Short problem:
Identify the lines that contain the string "JAPAN", then copy each of them.

Data in this exercise:
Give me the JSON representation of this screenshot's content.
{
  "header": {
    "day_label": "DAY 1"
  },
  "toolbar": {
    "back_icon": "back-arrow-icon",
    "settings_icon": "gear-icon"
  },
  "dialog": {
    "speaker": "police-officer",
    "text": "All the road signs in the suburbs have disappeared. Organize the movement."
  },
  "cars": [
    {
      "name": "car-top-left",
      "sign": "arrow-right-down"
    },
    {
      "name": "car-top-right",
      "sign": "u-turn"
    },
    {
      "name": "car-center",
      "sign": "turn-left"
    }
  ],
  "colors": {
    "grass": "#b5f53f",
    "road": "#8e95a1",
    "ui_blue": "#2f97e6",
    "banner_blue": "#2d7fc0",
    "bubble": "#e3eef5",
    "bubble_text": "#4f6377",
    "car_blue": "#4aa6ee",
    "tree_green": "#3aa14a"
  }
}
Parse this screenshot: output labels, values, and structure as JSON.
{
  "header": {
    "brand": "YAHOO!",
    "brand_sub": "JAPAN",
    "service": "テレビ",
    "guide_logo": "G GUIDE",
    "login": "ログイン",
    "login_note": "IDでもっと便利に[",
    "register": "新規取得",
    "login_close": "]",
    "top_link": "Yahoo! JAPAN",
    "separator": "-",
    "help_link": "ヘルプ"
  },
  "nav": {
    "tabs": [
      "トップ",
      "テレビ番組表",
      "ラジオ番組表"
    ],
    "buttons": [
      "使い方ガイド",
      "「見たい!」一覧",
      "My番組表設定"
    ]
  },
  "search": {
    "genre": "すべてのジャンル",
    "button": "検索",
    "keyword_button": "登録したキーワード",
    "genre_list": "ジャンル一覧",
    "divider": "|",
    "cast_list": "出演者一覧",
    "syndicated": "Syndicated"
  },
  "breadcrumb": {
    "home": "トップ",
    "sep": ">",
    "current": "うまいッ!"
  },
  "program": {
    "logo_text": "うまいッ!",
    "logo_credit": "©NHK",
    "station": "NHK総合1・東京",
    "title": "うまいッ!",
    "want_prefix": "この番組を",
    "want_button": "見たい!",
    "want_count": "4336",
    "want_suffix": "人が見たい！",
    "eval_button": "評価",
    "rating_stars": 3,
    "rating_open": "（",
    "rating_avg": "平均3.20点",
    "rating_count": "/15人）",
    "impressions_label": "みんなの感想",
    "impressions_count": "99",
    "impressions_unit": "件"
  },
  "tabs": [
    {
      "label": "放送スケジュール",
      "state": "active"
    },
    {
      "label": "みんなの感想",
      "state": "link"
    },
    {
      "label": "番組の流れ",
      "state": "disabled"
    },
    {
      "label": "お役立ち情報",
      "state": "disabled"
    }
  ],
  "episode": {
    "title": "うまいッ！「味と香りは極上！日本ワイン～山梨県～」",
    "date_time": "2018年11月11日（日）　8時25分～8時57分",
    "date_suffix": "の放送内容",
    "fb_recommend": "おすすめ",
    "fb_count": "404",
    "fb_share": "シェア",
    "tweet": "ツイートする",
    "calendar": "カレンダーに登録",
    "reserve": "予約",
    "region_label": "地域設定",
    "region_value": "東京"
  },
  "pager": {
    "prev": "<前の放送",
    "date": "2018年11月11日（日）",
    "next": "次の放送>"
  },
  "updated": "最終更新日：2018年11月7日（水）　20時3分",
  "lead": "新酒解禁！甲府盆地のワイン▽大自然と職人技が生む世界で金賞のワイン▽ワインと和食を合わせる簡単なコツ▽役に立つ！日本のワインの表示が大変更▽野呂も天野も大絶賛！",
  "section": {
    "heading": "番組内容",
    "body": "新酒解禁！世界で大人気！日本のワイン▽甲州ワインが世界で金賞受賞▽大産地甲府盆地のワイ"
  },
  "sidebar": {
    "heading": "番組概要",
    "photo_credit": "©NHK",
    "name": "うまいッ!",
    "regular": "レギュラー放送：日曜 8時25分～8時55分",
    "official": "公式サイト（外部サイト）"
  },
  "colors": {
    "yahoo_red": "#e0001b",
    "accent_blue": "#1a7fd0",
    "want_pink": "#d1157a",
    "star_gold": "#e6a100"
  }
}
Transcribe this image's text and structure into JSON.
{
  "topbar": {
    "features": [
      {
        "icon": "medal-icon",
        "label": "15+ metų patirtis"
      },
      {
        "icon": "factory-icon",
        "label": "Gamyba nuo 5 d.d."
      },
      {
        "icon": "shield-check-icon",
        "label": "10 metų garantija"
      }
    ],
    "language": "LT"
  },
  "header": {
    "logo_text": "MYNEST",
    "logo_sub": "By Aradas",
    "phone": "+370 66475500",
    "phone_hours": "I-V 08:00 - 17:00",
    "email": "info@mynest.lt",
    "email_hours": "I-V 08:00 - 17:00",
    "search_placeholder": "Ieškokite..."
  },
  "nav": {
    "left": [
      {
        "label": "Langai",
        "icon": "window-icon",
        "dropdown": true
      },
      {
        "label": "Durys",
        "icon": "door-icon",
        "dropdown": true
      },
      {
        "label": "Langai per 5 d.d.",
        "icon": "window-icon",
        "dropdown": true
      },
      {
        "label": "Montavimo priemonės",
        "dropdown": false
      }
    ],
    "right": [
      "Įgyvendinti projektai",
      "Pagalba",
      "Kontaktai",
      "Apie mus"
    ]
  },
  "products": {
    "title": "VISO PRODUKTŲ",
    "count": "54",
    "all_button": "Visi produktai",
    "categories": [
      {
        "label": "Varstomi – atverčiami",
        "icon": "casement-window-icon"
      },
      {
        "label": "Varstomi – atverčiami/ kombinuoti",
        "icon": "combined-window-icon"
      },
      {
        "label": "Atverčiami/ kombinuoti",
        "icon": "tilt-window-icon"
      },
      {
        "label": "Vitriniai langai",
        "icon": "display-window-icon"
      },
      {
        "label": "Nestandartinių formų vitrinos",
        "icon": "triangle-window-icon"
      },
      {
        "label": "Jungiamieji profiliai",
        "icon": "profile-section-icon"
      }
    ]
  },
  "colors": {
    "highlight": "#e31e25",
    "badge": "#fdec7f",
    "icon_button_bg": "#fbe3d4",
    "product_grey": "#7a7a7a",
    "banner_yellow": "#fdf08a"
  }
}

The response:
    "brand_sub": "JAPAN",
    "top_link": "Yahoo! JAPAN",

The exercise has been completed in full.